═════ GIVEN ENTRIES ═════
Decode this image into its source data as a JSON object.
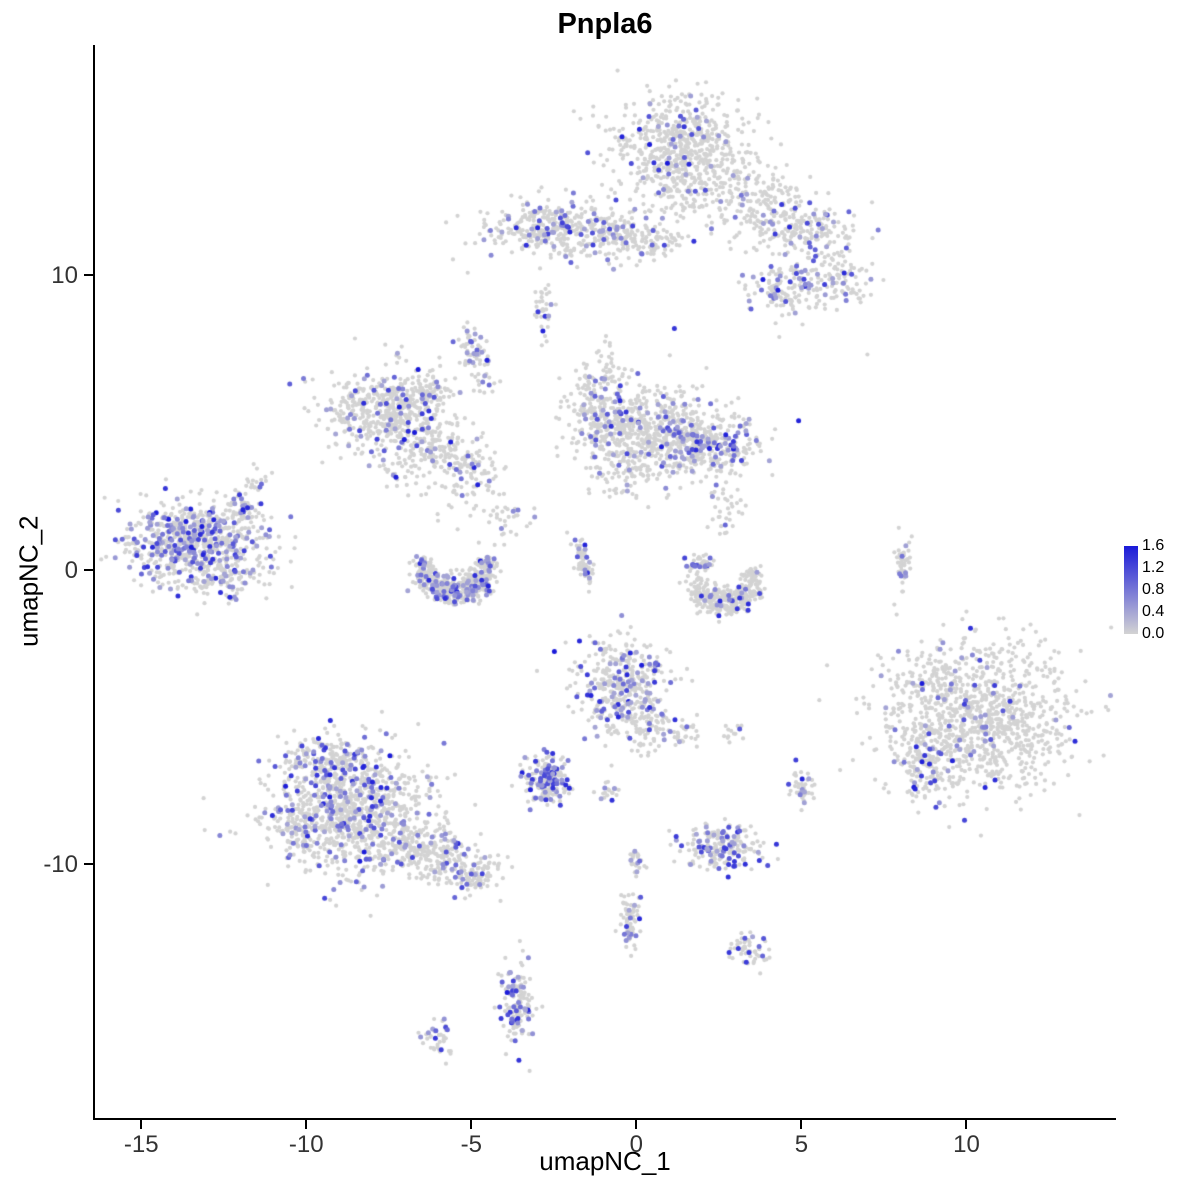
{
  "chart_data": {
    "type": "scatter",
    "title": "Pnpla6",
    "xlabel": "umapNC_1",
    "ylabel": "umapNC_2",
    "xlim": [
      -16.4,
      14.5
    ],
    "ylim": [
      -18.6,
      17.8
    ],
    "x_ticks": [
      -15,
      -10,
      -5,
      0,
      5,
      10
    ],
    "y_ticks": [
      -10,
      0,
      10
    ],
    "grid": false,
    "background": "#ffffff",
    "point_radius_px": {
      "base": 2.1,
      "expressing": 2.5
    },
    "legend": {
      "labels": [
        "1.6",
        "1.2",
        "0.8",
        "0.4",
        "0.0"
      ],
      "vmax": 1.6,
      "color_low": "#D3D3D3",
      "color_high": "#1A1AD9",
      "position": "right"
    },
    "note": "UMAP feature plot of Pnpla6 expression; clusters summarized as gaussian/arc densities: center (x,y), sd (sx,sy), n cells, f fraction expressing (colored).",
    "clusters": [
      {
        "x": 1.2,
        "y": 14.4,
        "sx": 1.0,
        "sy": 0.8,
        "n": 520,
        "f": 0.08
      },
      {
        "x": 2.9,
        "y": 13.1,
        "sx": 0.8,
        "sy": 0.9,
        "n": 170,
        "f": 0.06,
        "rot": 30
      },
      {
        "x": 1.1,
        "y": 12.6,
        "sx": 0.5,
        "sy": 0.7,
        "n": 60,
        "f": 0.05
      },
      {
        "x": 3.9,
        "y": 11.9,
        "sx": 0.6,
        "sy": 0.5,
        "n": 50,
        "f": 0.1
      },
      {
        "x": -2.4,
        "y": 11.6,
        "sx": 1.2,
        "sy": 0.5,
        "n": 330,
        "f": 0.18
      },
      {
        "x": -0.6,
        "y": 11.3,
        "sx": 0.5,
        "sy": 0.4,
        "n": 80,
        "f": 0.1
      },
      {
        "x": 0.6,
        "y": 11.1,
        "sx": 0.4,
        "sy": 0.3,
        "n": 40,
        "f": 0.08
      },
      {
        "x": 5.3,
        "y": 11.6,
        "sx": 0.75,
        "sy": 0.45,
        "n": 130,
        "f": 0.15
      },
      {
        "x": 4.6,
        "y": 9.6,
        "sx": 0.55,
        "sy": 0.5,
        "n": 110,
        "f": 0.3
      },
      {
        "x": 6.2,
        "y": 9.9,
        "sx": 0.5,
        "sy": 0.45,
        "n": 90,
        "f": 0.12
      },
      {
        "x": 4.4,
        "y": 12.6,
        "sx": 0.4,
        "sy": 0.4,
        "n": 30,
        "f": 0.05
      },
      {
        "x": -2.85,
        "y": 8.7,
        "sx": 0.15,
        "sy": 0.55,
        "n": 30,
        "f": 0.15
      },
      {
        "x": -4.9,
        "y": 7.2,
        "sx": 0.22,
        "sy": 0.55,
        "n": 55,
        "f": 0.35,
        "rot": 15
      },
      {
        "x": -7.6,
        "y": 5.4,
        "sx": 0.95,
        "sy": 0.7,
        "n": 430,
        "f": 0.13
      },
      {
        "x": -5.8,
        "y": 4.1,
        "sx": 0.9,
        "sy": 0.4,
        "n": 170,
        "f": 0.1,
        "rot": -25
      },
      {
        "x": -6.2,
        "y": 6.1,
        "sx": 0.35,
        "sy": 0.3,
        "n": 50,
        "f": 0.1
      },
      {
        "x": -6.9,
        "y": 3.4,
        "sx": 0.5,
        "sy": 0.5,
        "n": 40,
        "f": 0.05
      },
      {
        "x": -5.2,
        "y": 2.6,
        "sx": 0.5,
        "sy": 0.6,
        "n": 50,
        "f": 0.08
      },
      {
        "x": 0.4,
        "y": 4.7,
        "sx": 1.1,
        "sy": 0.75,
        "n": 520,
        "f": 0.12
      },
      {
        "x": 2.2,
        "y": 4.2,
        "sx": 0.75,
        "sy": 0.5,
        "n": 230,
        "f": 0.3
      },
      {
        "x": -1.2,
        "y": 5.5,
        "sx": 0.5,
        "sy": 0.6,
        "n": 120,
        "f": 0.15
      },
      {
        "x": -0.3,
        "y": 3.3,
        "sx": 0.6,
        "sy": 0.4,
        "n": 60,
        "f": 0.1
      },
      {
        "x": -0.9,
        "y": 6.9,
        "sx": 0.3,
        "sy": 0.6,
        "n": 30,
        "f": 0.1
      },
      {
        "x": -13.4,
        "y": 0.9,
        "sx": 1.05,
        "sy": 0.7,
        "n": 520,
        "f": 0.38
      },
      {
        "x": -11.9,
        "y": 2.2,
        "sx": 0.3,
        "sy": 0.55,
        "n": 60,
        "f": 0.25,
        "rot": -20
      },
      {
        "x": -12.6,
        "y": -0.3,
        "sx": 0.7,
        "sy": 0.3,
        "n": 70,
        "f": 0.1
      },
      {
        "type": "arc",
        "x": -5.5,
        "y": 0.1,
        "r": 0.95,
        "a0": -200,
        "a1": 20,
        "w": 0.2,
        "n": 300,
        "f": 0.22
      },
      {
        "x": -5.5,
        "y": -0.55,
        "sx": 0.5,
        "sy": 0.22,
        "n": 120,
        "f": 0.25
      },
      {
        "x": -1.6,
        "y": 0.3,
        "sx": 0.12,
        "sy": 0.5,
        "n": 55,
        "f": 0.2,
        "rot": 10
      },
      {
        "type": "arc",
        "x": 2.7,
        "y": -0.4,
        "r": 0.85,
        "a0": -190,
        "a1": 30,
        "w": 0.2,
        "n": 220,
        "f": 0.07
      },
      {
        "x": 2.75,
        "y": -0.9,
        "sx": 0.45,
        "sy": 0.2,
        "n": 90,
        "f": 0.08
      },
      {
        "x": 1.9,
        "y": 0.2,
        "sx": 0.2,
        "sy": 0.2,
        "n": 30,
        "f": 0.4
      },
      {
        "x": 8.1,
        "y": 0.2,
        "sx": 0.13,
        "sy": 0.5,
        "n": 40,
        "f": 0.15
      },
      {
        "x": -0.4,
        "y": -4.0,
        "sx": 0.7,
        "sy": 0.85,
        "n": 300,
        "f": 0.28
      },
      {
        "x": 0.3,
        "y": -5.4,
        "sx": 0.4,
        "sy": 0.4,
        "n": 60,
        "f": 0.1
      },
      {
        "x": 1.4,
        "y": -5.6,
        "sx": 0.3,
        "sy": 0.3,
        "n": 25,
        "f": 0.1
      },
      {
        "x": 2.9,
        "y": -5.6,
        "sx": 0.2,
        "sy": 0.2,
        "n": 12,
        "f": 0.1
      },
      {
        "x": 10.4,
        "y": -5.1,
        "sx": 1.5,
        "sy": 1.25,
        "n": 950,
        "f": 0.06
      },
      {
        "x": 8.8,
        "y": -6.6,
        "sx": 0.5,
        "sy": 0.6,
        "n": 120,
        "f": 0.15
      },
      {
        "x": 9.7,
        "y": -3.3,
        "sx": 0.8,
        "sy": 0.4,
        "n": 60,
        "f": 0.05
      },
      {
        "x": -8.6,
        "y": -8.2,
        "sx": 1.25,
        "sy": 1.05,
        "n": 820,
        "f": 0.2
      },
      {
        "x": -6.3,
        "y": -9.6,
        "sx": 1.0,
        "sy": 0.45,
        "n": 240,
        "f": 0.12,
        "rot": -18
      },
      {
        "x": -9.3,
        "y": -6.4,
        "sx": 0.6,
        "sy": 0.45,
        "n": 130,
        "f": 0.25
      },
      {
        "x": -10.3,
        "y": -8.8,
        "sx": 0.4,
        "sy": 0.5,
        "n": 60,
        "f": 0.1
      },
      {
        "x": -4.9,
        "y": -10.4,
        "sx": 0.35,
        "sy": 0.3,
        "n": 60,
        "f": 0.15
      },
      {
        "x": -2.7,
        "y": -7.1,
        "sx": 0.35,
        "sy": 0.4,
        "n": 130,
        "f": 0.5
      },
      {
        "x": -0.9,
        "y": -7.6,
        "sx": 0.15,
        "sy": 0.2,
        "n": 14,
        "f": 0.3
      },
      {
        "x": 5.0,
        "y": -7.4,
        "sx": 0.18,
        "sy": 0.35,
        "n": 35,
        "f": 0.25
      },
      {
        "x": 2.6,
        "y": -9.4,
        "sx": 0.6,
        "sy": 0.35,
        "n": 140,
        "f": 0.4
      },
      {
        "x": 0.0,
        "y": -9.9,
        "sx": 0.15,
        "sy": 0.25,
        "n": 18,
        "f": 0.25
      },
      {
        "x": -0.2,
        "y": -11.9,
        "sx": 0.15,
        "sy": 0.6,
        "n": 55,
        "f": 0.22
      },
      {
        "x": 3.4,
        "y": -12.9,
        "sx": 0.3,
        "sy": 0.3,
        "n": 45,
        "f": 0.2
      },
      {
        "x": -3.6,
        "y": -14.6,
        "sx": 0.22,
        "sy": 0.75,
        "n": 110,
        "f": 0.35
      },
      {
        "x": -6.1,
        "y": -15.9,
        "sx": 0.22,
        "sy": 0.3,
        "n": 30,
        "f": 0.3
      },
      {
        "x": -4.0,
        "y": 1.7,
        "sx": 0.4,
        "sy": 0.4,
        "n": 25,
        "f": 0.1
      },
      {
        "x": 2.7,
        "y": 2.0,
        "sx": 0.25,
        "sy": 0.6,
        "n": 30,
        "f": 0.05
      }
    ],
    "singles": [
      {
        "x": -10.5,
        "y": 6.3,
        "v": 1.0
      },
      {
        "x": 7.0,
        "y": 7.3,
        "v": 0.0
      }
    ]
  }
}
═════
ASSIGNED TASK:
Which lines in the listing have the string "expressing"? Pick them out and copy them.

WRITTEN RESPONSE:
      "expressing": 2.5
    "note": "UMAP feature plot of Pnpla6 expression; clusters summarized as gaussian/arc densities: center (x,y), sd (sx,sy), n cells, f fraction expressing (colored).",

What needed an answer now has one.